=== RECORDS SHOWN ===
--- start ---

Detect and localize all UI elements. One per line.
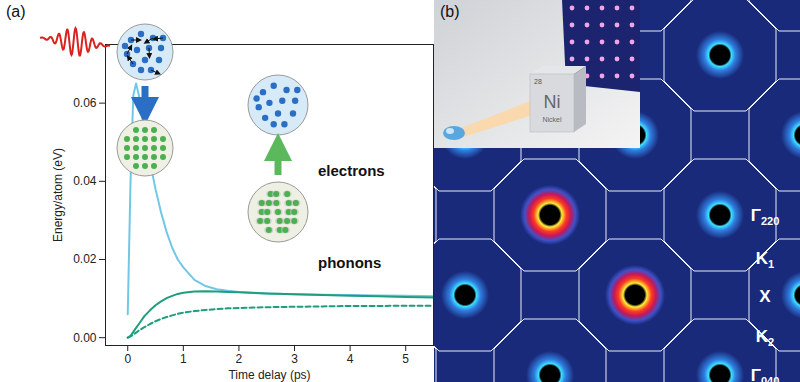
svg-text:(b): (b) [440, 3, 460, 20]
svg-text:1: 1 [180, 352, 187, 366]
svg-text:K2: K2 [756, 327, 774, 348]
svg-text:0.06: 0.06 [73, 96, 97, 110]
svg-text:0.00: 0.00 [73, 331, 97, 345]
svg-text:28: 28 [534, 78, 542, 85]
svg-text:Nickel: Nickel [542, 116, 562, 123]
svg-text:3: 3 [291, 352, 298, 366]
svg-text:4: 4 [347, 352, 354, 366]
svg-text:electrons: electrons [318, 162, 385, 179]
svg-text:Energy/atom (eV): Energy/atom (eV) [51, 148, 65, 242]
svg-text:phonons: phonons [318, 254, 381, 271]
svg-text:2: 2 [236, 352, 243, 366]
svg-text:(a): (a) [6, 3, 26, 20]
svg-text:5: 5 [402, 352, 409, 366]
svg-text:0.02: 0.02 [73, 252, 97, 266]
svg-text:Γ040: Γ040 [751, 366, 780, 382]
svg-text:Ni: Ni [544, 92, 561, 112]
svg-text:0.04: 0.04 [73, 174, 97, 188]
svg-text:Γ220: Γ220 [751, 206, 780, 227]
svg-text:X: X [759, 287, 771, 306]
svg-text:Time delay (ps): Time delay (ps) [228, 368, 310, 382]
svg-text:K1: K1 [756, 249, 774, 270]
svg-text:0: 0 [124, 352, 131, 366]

--- end ---
--- start ---

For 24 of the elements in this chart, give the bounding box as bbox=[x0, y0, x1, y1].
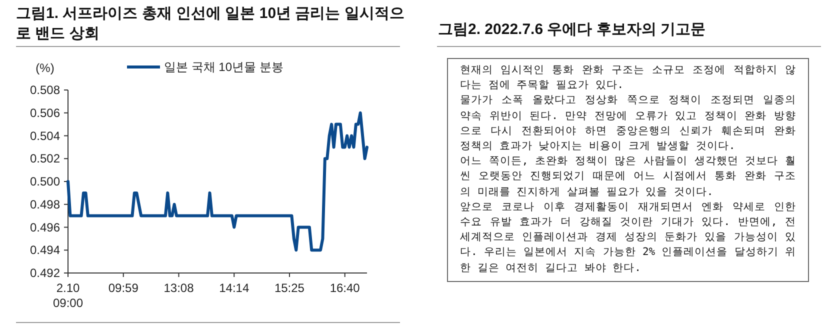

--- end ---

Can you print the lines from the one with "Detect and localize" to the one with "svg-text:0: 0 [124, 352, 131, 366]", word for word, leaving the pictures out of your answer?

=== WRITTEN RESPONSE ===
Detect and localize all UI elements. One per line.
svg-text:(b): (b) [440, 3, 460, 20]
svg-text:1: 1 [180, 352, 187, 366]
svg-text:K2: K2 [756, 327, 774, 348]
svg-text:0.06: 0.06 [73, 96, 97, 110]
svg-text:0.00: 0.00 [73, 331, 97, 345]
svg-text:28: 28 [534, 78, 542, 85]
svg-text:Nickel: Nickel [542, 116, 562, 123]
svg-text:3: 3 [291, 352, 298, 366]
svg-text:4: 4 [347, 352, 354, 366]
svg-text:electrons: electrons [318, 162, 385, 179]
svg-text:Energy/atom (eV): Energy/atom (eV) [51, 148, 65, 242]
svg-text:phonons: phonons [318, 254, 381, 271]
svg-text:2: 2 [236, 352, 243, 366]
svg-text:(a): (a) [6, 3, 26, 20]
svg-text:5: 5 [402, 352, 409, 366]
svg-text:0.02: 0.02 [73, 252, 97, 266]
svg-text:Γ040: Γ040 [751, 366, 780, 382]
svg-text:Ni: Ni [544, 92, 561, 112]
svg-text:0.04: 0.04 [73, 174, 97, 188]
svg-text:Γ220: Γ220 [751, 206, 780, 227]
svg-text:X: X [759, 287, 771, 306]
svg-text:Time delay (ps): Time delay (ps) [228, 368, 310, 382]
svg-text:K1: K1 [756, 249, 774, 270]
svg-text:0: 0 [124, 352, 131, 366]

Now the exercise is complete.